Do any lines in the data below contain "Conversions"? If so, copy every one of them.

[Dataset items]
*****
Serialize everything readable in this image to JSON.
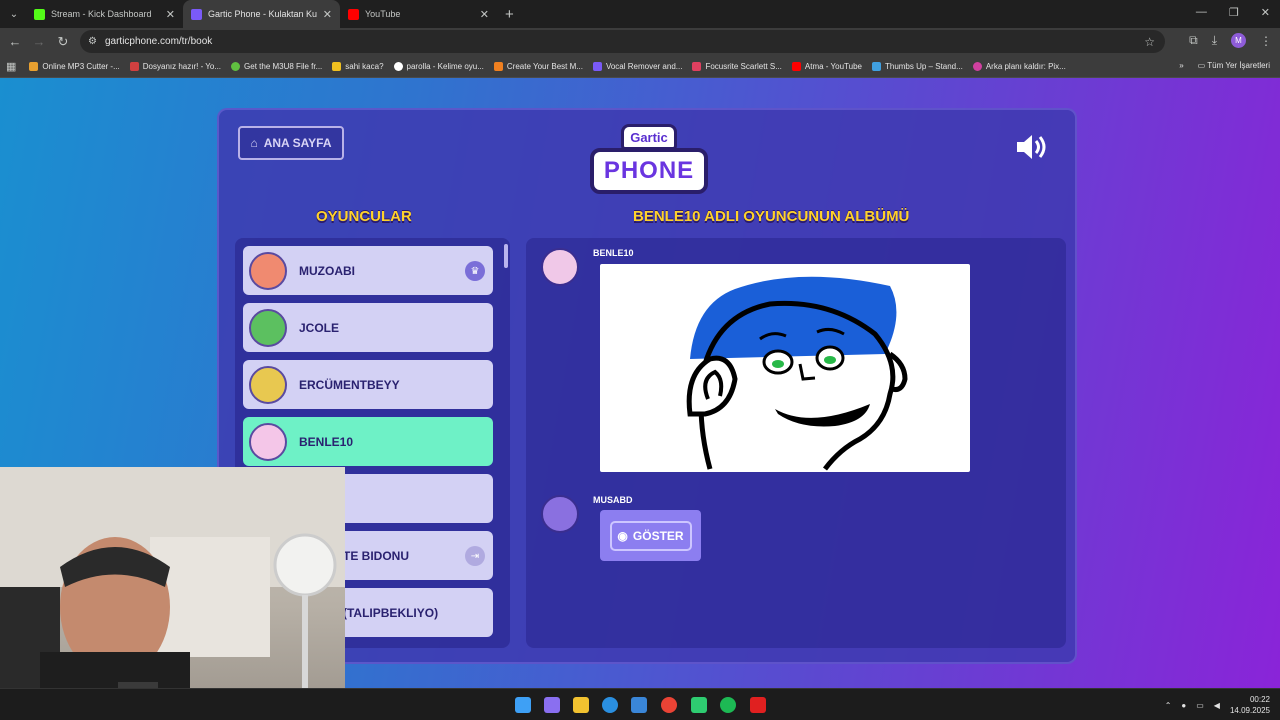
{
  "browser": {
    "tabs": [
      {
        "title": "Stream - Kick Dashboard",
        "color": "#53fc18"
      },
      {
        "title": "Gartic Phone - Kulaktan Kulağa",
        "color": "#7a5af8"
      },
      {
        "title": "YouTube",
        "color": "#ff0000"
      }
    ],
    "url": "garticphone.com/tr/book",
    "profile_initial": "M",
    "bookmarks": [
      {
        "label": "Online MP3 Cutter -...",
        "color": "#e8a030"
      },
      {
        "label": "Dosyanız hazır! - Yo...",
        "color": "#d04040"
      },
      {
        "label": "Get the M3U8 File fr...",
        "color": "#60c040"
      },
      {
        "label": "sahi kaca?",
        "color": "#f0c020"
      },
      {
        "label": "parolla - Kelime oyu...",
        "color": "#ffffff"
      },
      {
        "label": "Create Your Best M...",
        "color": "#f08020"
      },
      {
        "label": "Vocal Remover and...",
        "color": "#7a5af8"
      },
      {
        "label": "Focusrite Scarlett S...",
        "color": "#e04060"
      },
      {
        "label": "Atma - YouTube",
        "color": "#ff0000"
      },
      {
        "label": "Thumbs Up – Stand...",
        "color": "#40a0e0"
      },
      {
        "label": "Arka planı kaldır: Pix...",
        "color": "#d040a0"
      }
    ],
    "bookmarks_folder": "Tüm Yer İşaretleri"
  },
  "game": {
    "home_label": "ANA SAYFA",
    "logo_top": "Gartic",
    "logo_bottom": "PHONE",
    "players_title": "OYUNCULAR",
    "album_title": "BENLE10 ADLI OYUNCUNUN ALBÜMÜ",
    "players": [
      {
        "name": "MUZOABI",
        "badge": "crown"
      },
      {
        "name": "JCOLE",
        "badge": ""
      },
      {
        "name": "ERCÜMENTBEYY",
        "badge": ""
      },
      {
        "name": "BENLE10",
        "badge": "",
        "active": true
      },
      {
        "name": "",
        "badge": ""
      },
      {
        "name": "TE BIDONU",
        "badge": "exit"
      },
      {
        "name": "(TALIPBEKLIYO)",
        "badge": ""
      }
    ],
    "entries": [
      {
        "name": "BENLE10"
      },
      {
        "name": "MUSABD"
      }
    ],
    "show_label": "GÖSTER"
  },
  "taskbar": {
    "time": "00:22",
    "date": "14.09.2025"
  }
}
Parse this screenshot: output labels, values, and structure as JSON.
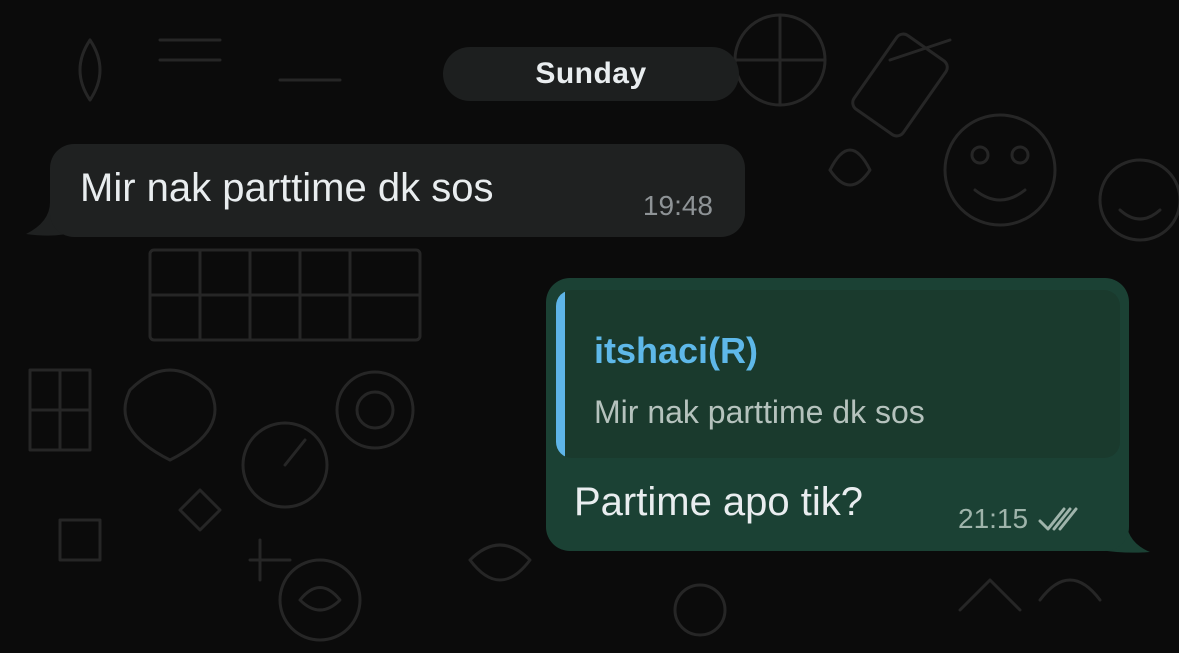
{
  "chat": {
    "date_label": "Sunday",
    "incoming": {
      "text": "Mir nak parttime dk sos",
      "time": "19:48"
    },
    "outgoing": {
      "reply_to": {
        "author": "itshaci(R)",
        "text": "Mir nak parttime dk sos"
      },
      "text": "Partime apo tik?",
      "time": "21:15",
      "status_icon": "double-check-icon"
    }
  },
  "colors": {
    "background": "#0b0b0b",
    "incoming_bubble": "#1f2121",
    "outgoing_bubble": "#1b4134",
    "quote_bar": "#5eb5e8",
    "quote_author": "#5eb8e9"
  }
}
*****
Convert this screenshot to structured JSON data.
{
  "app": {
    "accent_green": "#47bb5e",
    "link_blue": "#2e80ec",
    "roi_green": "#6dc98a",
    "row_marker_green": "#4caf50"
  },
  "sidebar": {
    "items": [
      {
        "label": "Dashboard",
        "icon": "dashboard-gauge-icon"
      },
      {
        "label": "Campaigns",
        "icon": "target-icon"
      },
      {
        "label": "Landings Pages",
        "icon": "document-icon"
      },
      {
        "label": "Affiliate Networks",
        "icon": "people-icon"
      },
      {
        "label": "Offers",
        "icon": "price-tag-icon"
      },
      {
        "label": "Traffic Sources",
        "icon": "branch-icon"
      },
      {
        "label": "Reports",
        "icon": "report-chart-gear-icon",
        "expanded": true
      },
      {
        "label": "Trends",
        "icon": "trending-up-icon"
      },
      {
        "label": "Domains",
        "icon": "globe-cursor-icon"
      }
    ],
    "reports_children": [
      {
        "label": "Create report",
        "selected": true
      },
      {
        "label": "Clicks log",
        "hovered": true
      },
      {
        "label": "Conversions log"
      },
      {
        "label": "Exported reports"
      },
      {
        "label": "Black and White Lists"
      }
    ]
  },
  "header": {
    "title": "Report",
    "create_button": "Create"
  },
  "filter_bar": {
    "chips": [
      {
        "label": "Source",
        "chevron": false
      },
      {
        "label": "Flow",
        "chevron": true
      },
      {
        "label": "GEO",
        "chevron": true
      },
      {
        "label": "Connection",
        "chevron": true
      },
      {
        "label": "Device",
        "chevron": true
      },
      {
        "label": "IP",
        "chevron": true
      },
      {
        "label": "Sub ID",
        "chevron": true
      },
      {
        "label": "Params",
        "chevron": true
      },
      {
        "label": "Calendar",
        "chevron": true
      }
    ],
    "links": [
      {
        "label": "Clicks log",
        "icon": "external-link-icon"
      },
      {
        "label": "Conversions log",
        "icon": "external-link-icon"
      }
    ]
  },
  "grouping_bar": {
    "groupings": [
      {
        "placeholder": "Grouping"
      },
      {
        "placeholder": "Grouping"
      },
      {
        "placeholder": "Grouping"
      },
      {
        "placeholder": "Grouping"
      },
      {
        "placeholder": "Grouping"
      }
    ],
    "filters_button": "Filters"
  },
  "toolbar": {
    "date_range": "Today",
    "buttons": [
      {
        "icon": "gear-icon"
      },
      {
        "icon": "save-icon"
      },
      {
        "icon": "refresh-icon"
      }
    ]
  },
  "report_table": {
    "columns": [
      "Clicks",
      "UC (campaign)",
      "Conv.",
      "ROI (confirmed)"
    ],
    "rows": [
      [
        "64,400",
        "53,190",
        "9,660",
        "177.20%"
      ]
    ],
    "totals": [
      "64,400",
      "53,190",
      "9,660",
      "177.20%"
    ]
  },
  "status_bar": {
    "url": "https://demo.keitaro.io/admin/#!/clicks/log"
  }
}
*****
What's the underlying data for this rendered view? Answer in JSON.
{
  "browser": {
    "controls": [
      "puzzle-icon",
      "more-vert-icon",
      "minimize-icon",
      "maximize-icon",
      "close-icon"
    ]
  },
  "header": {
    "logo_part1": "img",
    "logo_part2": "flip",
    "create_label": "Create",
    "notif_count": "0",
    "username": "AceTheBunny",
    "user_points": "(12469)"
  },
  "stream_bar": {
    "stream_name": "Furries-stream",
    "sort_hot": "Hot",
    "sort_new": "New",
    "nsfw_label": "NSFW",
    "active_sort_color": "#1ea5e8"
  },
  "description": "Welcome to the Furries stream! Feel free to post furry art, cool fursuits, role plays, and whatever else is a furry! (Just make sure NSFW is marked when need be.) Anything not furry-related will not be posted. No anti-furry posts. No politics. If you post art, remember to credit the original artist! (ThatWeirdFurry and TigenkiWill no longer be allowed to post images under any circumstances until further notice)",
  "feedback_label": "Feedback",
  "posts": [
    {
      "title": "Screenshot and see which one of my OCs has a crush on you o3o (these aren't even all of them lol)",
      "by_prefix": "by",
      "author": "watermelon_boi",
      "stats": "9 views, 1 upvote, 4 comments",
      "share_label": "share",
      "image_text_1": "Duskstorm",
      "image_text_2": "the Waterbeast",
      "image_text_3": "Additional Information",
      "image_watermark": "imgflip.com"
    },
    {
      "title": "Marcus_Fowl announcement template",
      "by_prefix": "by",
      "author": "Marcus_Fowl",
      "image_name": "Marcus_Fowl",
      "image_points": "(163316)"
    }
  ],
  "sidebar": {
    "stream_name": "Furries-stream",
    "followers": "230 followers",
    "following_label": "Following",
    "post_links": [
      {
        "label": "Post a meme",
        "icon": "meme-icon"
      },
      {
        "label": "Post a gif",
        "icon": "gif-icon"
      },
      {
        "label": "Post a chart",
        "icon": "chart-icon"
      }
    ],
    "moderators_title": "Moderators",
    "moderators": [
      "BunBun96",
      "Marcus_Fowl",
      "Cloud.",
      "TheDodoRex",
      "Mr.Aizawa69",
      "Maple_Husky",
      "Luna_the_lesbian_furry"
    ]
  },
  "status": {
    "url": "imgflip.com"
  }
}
*****
→ **EXPECTED ANSWER**:
        "label": "Conversions log"
        "label": "Conversions log",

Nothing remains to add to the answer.